The exercise
Each line of the material below that holds the word "subtitle" needs to be copied.

[Records from a data collection]
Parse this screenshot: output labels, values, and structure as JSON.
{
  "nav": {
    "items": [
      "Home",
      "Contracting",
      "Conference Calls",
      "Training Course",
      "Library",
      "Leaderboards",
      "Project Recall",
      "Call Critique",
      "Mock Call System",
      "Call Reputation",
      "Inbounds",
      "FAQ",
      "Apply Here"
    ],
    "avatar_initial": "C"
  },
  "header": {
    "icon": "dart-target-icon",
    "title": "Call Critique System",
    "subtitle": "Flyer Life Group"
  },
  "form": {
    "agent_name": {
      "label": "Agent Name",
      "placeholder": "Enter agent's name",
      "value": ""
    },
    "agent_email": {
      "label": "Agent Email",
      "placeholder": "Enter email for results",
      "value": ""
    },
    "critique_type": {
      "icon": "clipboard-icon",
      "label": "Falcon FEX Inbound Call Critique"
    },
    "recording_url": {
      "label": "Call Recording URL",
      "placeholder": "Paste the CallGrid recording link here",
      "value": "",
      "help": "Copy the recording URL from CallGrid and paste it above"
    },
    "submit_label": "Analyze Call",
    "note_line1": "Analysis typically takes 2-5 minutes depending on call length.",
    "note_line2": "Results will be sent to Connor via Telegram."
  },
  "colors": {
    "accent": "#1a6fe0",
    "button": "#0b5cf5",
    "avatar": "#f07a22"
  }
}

* * *

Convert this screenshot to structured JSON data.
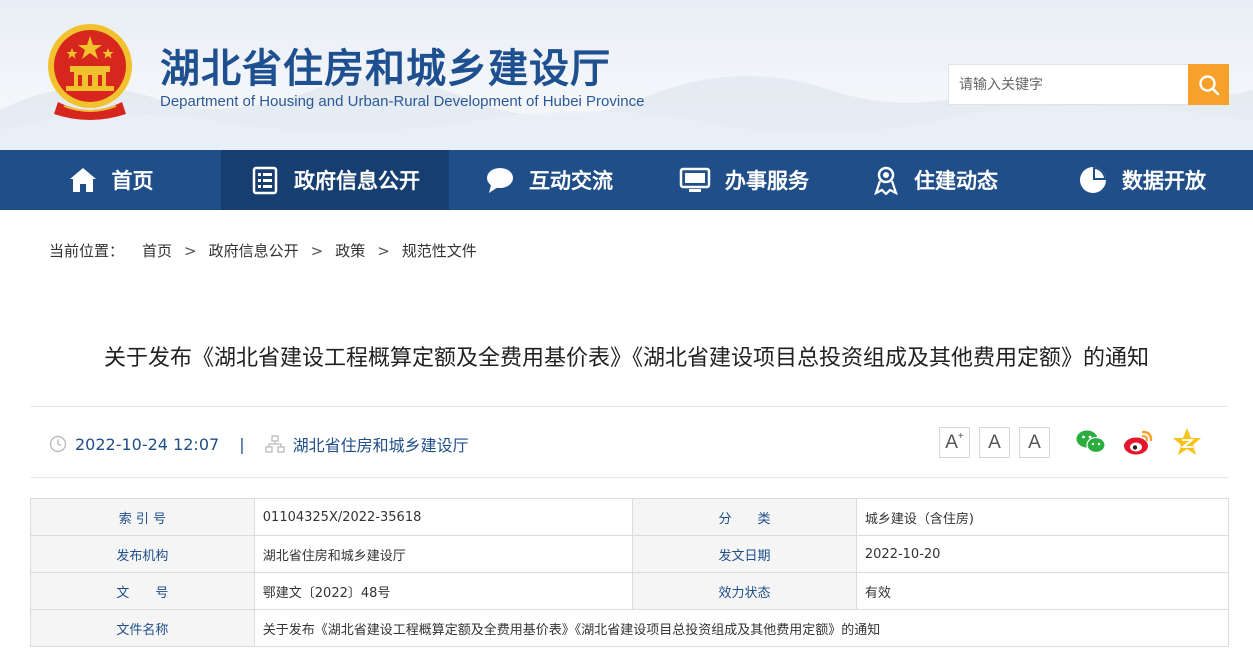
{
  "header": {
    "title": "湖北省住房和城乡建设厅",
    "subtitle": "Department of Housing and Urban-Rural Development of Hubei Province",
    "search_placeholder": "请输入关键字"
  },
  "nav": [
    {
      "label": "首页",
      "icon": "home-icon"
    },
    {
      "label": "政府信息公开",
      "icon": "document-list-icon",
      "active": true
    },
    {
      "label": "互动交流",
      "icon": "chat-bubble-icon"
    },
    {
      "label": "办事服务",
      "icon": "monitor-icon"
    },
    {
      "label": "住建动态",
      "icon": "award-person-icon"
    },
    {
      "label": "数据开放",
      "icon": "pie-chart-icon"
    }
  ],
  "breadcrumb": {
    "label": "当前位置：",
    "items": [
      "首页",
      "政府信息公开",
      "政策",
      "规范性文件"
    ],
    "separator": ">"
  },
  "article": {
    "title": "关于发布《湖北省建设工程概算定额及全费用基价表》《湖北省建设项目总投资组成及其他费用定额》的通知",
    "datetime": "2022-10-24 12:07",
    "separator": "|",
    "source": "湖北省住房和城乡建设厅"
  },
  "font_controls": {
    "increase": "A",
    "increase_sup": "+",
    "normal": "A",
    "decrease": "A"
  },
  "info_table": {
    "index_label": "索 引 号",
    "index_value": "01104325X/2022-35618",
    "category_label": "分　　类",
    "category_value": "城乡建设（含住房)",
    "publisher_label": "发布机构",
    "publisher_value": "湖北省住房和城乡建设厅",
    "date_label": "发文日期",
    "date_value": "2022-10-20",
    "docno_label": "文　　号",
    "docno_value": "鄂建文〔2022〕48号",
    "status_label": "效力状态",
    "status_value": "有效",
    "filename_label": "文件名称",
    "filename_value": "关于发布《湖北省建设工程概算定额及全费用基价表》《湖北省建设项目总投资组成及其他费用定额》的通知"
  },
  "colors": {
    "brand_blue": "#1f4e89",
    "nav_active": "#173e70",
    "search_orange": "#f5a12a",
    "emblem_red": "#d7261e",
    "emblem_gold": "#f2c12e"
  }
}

Answer below
    "subtitle": "Flyer Life Group"
    "subtitle": "Department of Housing and Urban-Rural Development of Hubei Province",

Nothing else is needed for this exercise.